Stated goal: Write out all of the lines below, exactly and completely.

Supplied material:
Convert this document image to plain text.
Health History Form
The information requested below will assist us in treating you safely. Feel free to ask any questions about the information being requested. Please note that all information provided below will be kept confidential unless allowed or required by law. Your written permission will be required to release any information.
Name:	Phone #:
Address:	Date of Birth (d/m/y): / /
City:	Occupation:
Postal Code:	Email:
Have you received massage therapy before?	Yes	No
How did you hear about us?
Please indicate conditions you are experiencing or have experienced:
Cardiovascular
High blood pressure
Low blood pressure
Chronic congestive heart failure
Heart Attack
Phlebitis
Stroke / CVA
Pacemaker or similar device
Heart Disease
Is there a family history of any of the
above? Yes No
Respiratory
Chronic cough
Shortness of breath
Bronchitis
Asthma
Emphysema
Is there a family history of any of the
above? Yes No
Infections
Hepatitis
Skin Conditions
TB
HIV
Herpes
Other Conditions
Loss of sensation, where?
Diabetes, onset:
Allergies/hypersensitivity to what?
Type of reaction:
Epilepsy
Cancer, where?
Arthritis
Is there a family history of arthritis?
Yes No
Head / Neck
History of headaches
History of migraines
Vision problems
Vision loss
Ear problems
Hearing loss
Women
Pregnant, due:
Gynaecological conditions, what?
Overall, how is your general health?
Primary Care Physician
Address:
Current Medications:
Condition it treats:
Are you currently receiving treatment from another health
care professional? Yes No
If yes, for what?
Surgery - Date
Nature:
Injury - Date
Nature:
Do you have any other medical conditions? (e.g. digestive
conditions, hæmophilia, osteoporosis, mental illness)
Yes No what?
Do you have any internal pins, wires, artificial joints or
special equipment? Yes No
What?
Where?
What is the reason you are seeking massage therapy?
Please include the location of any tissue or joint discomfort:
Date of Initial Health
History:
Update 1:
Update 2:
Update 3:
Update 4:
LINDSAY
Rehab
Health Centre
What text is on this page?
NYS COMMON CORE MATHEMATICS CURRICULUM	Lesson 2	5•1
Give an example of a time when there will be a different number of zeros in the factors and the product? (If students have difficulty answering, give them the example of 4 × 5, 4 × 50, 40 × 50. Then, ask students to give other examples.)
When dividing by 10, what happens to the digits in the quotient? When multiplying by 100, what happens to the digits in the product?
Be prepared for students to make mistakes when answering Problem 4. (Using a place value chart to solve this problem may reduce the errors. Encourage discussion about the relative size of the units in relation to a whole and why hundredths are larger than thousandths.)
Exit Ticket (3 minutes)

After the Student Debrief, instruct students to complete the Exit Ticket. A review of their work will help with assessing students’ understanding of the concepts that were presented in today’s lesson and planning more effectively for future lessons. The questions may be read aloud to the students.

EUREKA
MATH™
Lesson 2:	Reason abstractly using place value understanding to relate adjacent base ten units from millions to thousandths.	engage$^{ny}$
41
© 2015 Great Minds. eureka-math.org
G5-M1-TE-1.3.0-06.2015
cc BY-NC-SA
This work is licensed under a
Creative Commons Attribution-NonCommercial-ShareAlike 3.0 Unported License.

The result:
Convert this document image to plain text.
Health History Form
The information requested below will assist us in treating you safely. Feel free to ask any questions about the information being requested. Please note that all information provided below will be kept confidential unless allowed or required by law. Your written permission will be required to release any information.
Name:	Phone #:
Address:	Date of Birth (d/m/y): / /
City:	Occupation:
Postal Code:	Email:
Have you received massage therapy before?	Yes	No
How did you hear about us?
Please indicate conditions you are experiencing or have experienced:
Cardiovascular
High blood pressure
Low blood pressure
Chronic congestive heart failure
Heart Attack
Phlebitis
Stroke / CVA
Pacemaker or similar device
Heart Disease
Is there a family history of any of the
above? Yes No
Respiratory
Chronic cough
Shortness of breath
Bronchitis
Asthma
Emphysema
Is there a family history of any of the
above? Yes No
Infections
Hepatitis
Skin Conditions
TB
HIV
Herpes
Other Conditions
Loss of sensation, where?
Diabetes, onset:
Allergies/hypersensitivity to what?
Type of reaction:
Epilepsy
Cancer, where?
Arthritis
Is there a family history of arthritis?
Yes No
Head / Neck
History of headaches
History of migraines
Vision problems
Vision loss
Ear problems
Hearing loss
Women
Pregnant, due:
Gynaecological conditions, what?
Overall, how is your general health?
Primary Care Physician
Address:
Current Medications:
Condition it treats:
Are you currently receiving treatment from another health
care professional? Yes No
If yes, for what?
Surgery - Date
Nature:
Injury - Date
Nature:
Do you have any other medical conditions? (e.g. digestive
conditions, hæmophilia, osteoporosis, mental illness)
Yes No what?
Do you have any internal pins, wires, artificial joints or
special equipment? Yes No
What?
Where?
What is the reason you are seeking massage therapy?
Please include the location of any tissue or joint discomfort:
Date of Initial Health
History:
Update 1:
Update 2:
Update 3:
Update 4:
LINDSAY
Rehab
Health Centre
What text is on this page?
NYS COMMON CORE MATHEMATICS CURRICULUM	Lesson 2	5•1
Give an example of a time when there will be a different number of zeros in the factors and the product? (If students have difficulty answering, give them the example of 4 × 5, 4 × 50, 40 × 50. Then, ask students to give other examples.)
When dividing by 10, what happens to the digits in the quotient? When multiplying by 100, what happens to the digits in the product?
Be prepared for students to make mistakes when answering Problem 4. (Using a place value chart to solve this problem may reduce the errors. Encourage discussion about the relative size of the units in relation to a whole and why hundredths are larger than thousandths.)
Exit Ticket (3 minutes)

After the Student Debrief, instruct students to complete the Exit Ticket. A review of their work will help with assessing students’ understanding of the concepts that were presented in today’s lesson and planning more effectively for future lessons. The questions may be read aloud to the students.

EUREKA
MATH™
Lesson 2:	Reason abstractly using place value understanding to relate adjacent base ten units from millions to thousandths.	engage$^{ny}$
41
© 2015 Great Minds. eureka-math.org
G5-M1-TE-1.3.0-06.2015
cc BY-NC-SA
This work is licensed under a
Creative Commons Attribution-NonCommercial-ShareAlike 3.0 Unported License.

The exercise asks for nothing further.